__REQUIREMENTS__: Print out the entries below with no edits.

(Saved entries)
** Start **

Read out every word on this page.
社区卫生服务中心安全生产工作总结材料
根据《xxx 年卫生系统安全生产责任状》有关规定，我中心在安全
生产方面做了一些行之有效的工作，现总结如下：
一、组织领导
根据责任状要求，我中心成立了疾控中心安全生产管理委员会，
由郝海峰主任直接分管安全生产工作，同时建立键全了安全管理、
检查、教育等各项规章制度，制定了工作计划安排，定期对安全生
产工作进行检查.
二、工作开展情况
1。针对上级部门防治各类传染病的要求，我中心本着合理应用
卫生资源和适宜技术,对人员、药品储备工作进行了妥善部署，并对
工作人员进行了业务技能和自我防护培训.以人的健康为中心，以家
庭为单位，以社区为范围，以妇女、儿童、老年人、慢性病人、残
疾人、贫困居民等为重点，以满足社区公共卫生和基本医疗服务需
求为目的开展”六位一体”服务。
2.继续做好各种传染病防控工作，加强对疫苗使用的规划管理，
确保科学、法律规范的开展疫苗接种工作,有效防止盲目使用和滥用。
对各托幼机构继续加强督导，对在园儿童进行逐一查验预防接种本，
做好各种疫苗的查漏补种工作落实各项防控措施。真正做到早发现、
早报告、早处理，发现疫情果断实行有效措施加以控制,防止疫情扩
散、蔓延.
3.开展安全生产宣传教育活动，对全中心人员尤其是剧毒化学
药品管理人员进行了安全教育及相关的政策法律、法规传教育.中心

** End **

__RESPONSE TO THIS EXERCISE__:
Read out every word on this page.
社区卫生服务中心安全生产工作总结材料
根据《xxx 年卫生系统安全生产责任状》有关规定，我中心在安全
生产方面做了一些行之有效的工作，现总结如下：
一、组织领导
根据责任状要求，我中心成立了疾控中心安全生产管理委员会，
由郝海峰主任直接分管安全生产工作，同时建立键全了安全管理、
检查、教育等各项规章制度，制定了工作计划安排，定期对安全生
产工作进行检查.
二、工作开展情况
1。针对上级部门防治各类传染病的要求，我中心本着合理应用
卫生资源和适宜技术,对人员、药品储备工作进行了妥善部署，并对
工作人员进行了业务技能和自我防护培训.以人的健康为中心，以家
庭为单位，以社区为范围，以妇女、儿童、老年人、慢性病人、残
疾人、贫困居民等为重点，以满足社区公共卫生和基本医疗服务需
求为目的开展”六位一体”服务。
2.继续做好各种传染病防控工作，加强对疫苗使用的规划管理，
确保科学、法律规范的开展疫苗接种工作,有效防止盲目使用和滥用。
对各托幼机构继续加强督导，对在园儿童进行逐一查验预防接种本，
做好各种疫苗的查漏补种工作落实各项防控措施。真正做到早发现、
早报告、早处理，发现疫情果断实行有效措施加以控制,防止疫情扩
散、蔓延.
3.开展安全生产宣传教育活动，对全中心人员尤其是剧毒化学
药品管理人员进行了安全教育及相关的政策法律、法规传教育.中心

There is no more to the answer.